### Data entries
____
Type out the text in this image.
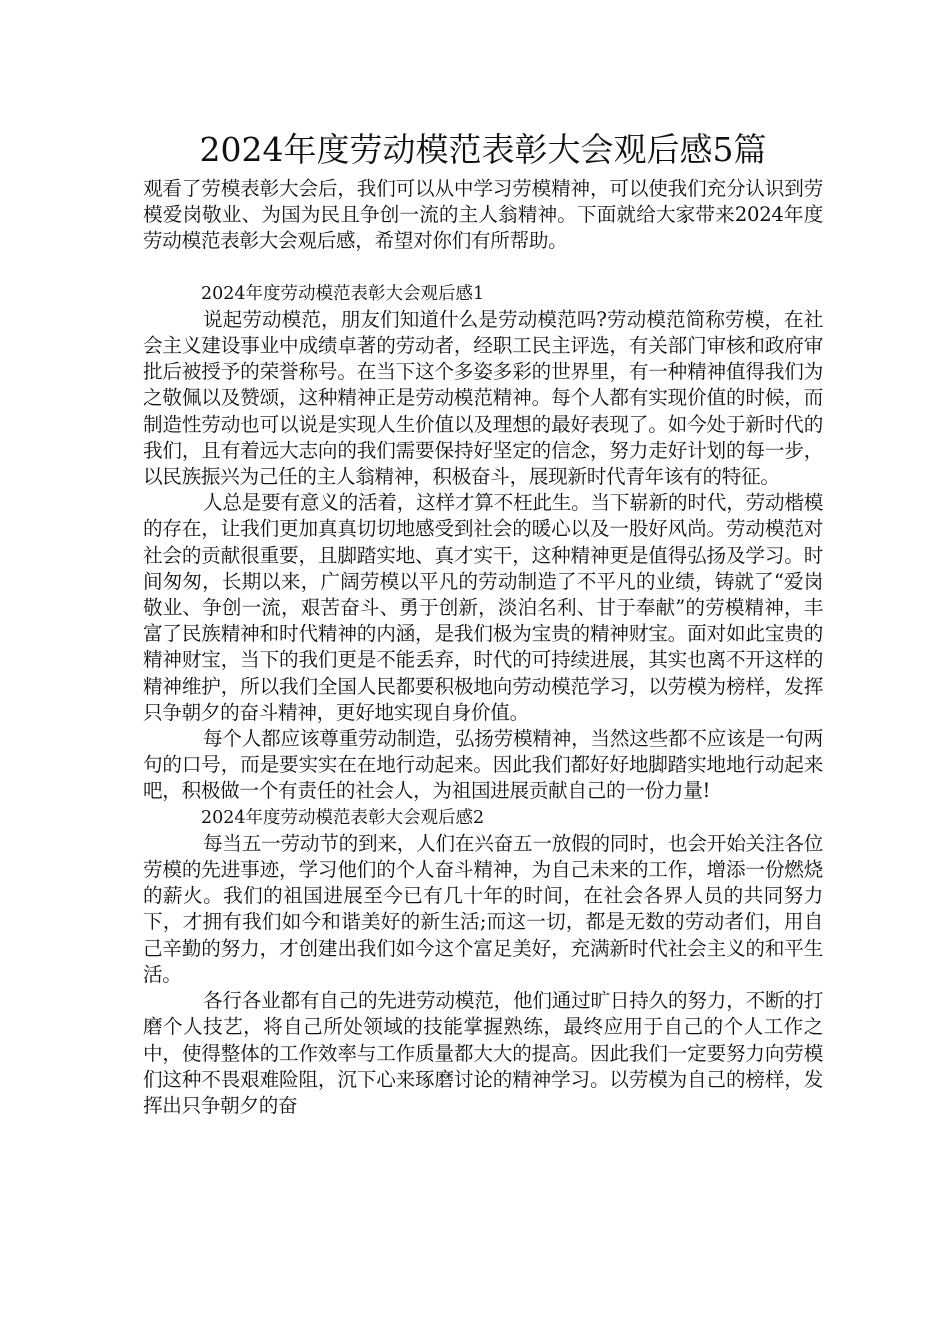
2024年度劳动模范表彰大会观后感5篇

观看了劳模表彰大会后，我们可以从中学习劳模精神，可以使我们充分认识到劳模爱岗敬业、为国为民且争创一流的主人翁精神。下面就给大家带来2024年度劳动模范表彰大会观后感，希望对你们有所帮助。

2024年度劳动模范表彰大会观后感1

说起劳动模范，朋友们知道什么是劳动模范吗?劳动模范简称劳模，在社会主义建设事业中成绩卓著的劳动者，经职工民主评选，有关部门审核和政府审批后被授予的荣誉称号。在当下这个多姿多彩的世界里，有一种精神值得我们为之敬佩以及赞颂，这种精神正是劳动模范精神。每个人都有实现价值的时候，而制造性劳动也可以说是实现人生价值以及理想的最好表现了。如今处于新时代的我们，且有着远大志向的我们需要保持好坚定的信念，努力走好计划的每一步，以民族振兴为己任的主人翁精神，积极奋斗，展现新时代青年该有的特征。

人总是要有意义的活着，这样才算不枉此生。当下崭新的时代，劳动楷模的存在，让我们更加真真切切地感受到社会的暖心以及一股好风尚。劳动模范对社会的贡献很重要，且脚踏实地、真才实干，这种精神更是值得弘扬及学习。时间匆匆，长期以来，广阔劳模以平凡的劳动制造了不平凡的业绩，铸就了“爱岗敬业、争创一流，艰苦奋斗、勇于创新，淡泊名利、甘于奉献”的劳模精神，丰富了民族精神和时代精神的内涵，是我们极为宝贵的精神财宝。面对如此宝贵的精神财宝，当下的我们更是不能丢弃，时代的可持续进展，其实也离不开这样的精神维护，所以我们全国人民都要积极地向劳动模范学习，以劳模为榜样，发挥只争朝夕的奋斗精神，更好地实现自身价值。

每个人都应该尊重劳动制造，弘扬劳模精神，当然这些都不应该是一句两句的口号，而是要实实在在地行动起来。因此我们都好好地脚踏实地地行动起来吧，积极做一个有责任的社会人，为祖国进展贡献自己的一份力量!

2024年度劳动模范表彰大会观后感2

每当五一劳动节的到来，人们在兴奋五一放假的同时，也会开始关注各位劳模的先进事迹，学习他们的个人奋斗精神，为自己未来的工作，增添一份燃烧的薪火。我们的祖国进展至今已有几十年的时间，在社会各界人员的共同努力下，才拥有我们如今和谐美好的新生活;而这一切，都是无数的劳动者们，用自己辛勤的努力，才创建出我们如今这个富足美好，充满新时代社会主义的和平生活。

各行各业都有自己的先进劳动模范，他们通过旷日持久的努力，不断的打磨个人技艺，将自己所处领域的技能掌握熟练，最终应用于自己的个人工作之中，使得整体的工作效率与工作质量都大大的提高。因此我们一定要努力向劳模们这种不畏艰难险阻，沉下心来琢磨讨论的精神学习。以劳模为自己的榜样，发挥出只争朝夕的奋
____
### WRITTEN EXERCISE
Every record above should be transcribed exactly; the pictures stay out of the copy.

### FULL RESPONSE
Type out the text in this image.
2024年度劳动模范表彰大会观后感5篇

观看了劳模表彰大会后，我们可以从中学习劳模精神，可以使我们充分认识到劳模爱岗敬业、为国为民且争创一流的主人翁精神。下面就给大家带来2024年度劳动模范表彰大会观后感，希望对你们有所帮助。

2024年度劳动模范表彰大会观后感1

说起劳动模范，朋友们知道什么是劳动模范吗?劳动模范简称劳模，在社会主义建设事业中成绩卓著的劳动者，经职工民主评选，有关部门审核和政府审批后被授予的荣誉称号。在当下这个多姿多彩的世界里，有一种精神值得我们为之敬佩以及赞颂，这种精神正是劳动模范精神。每个人都有实现价值的时候，而制造性劳动也可以说是实现人生价值以及理想的最好表现了。如今处于新时代的我们，且有着远大志向的我们需要保持好坚定的信念，努力走好计划的每一步，以民族振兴为己任的主人翁精神，积极奋斗，展现新时代青年该有的特征。

人总是要有意义的活着，这样才算不枉此生。当下崭新的时代，劳动楷模的存在，让我们更加真真切切地感受到社会的暖心以及一股好风尚。劳动模范对社会的贡献很重要，且脚踏实地、真才实干，这种精神更是值得弘扬及学习。时间匆匆，长期以来，广阔劳模以平凡的劳动制造了不平凡的业绩，铸就了“爱岗敬业、争创一流，艰苦奋斗、勇于创新，淡泊名利、甘于奉献”的劳模精神，丰富了民族精神和时代精神的内涵，是我们极为宝贵的精神财宝。面对如此宝贵的精神财宝，当下的我们更是不能丢弃，时代的可持续进展，其实也离不开这样的精神维护，所以我们全国人民都要积极地向劳动模范学习，以劳模为榜样，发挥只争朝夕的奋斗精神，更好地实现自身价值。

每个人都应该尊重劳动制造，弘扬劳模精神，当然这些都不应该是一句两句的口号，而是要实实在在地行动起来。因此我们都好好地脚踏实地地行动起来吧，积极做一个有责任的社会人，为祖国进展贡献自己的一份力量!

2024年度劳动模范表彰大会观后感2

每当五一劳动节的到来，人们在兴奋五一放假的同时，也会开始关注各位劳模的先进事迹，学习他们的个人奋斗精神，为自己未来的工作，增添一份燃烧的薪火。我们的祖国进展至今已有几十年的时间，在社会各界人员的共同努力下，才拥有我们如今和谐美好的新生活;而这一切，都是无数的劳动者们，用自己辛勤的努力，才创建出我们如今这个富足美好，充满新时代社会主义的和平生活。

各行各业都有自己的先进劳动模范，他们通过旷日持久的努力，不断的打磨个人技艺，将自己所处领域的技能掌握熟练，最终应用于自己的个人工作之中，使得整体的工作效率与工作质量都大大的提高。因此我们一定要努力向劳模们这种不畏艰难险阻，沉下心来琢磨讨论的精神学习。以劳模为自己的榜样，发挥出只争朝夕的奋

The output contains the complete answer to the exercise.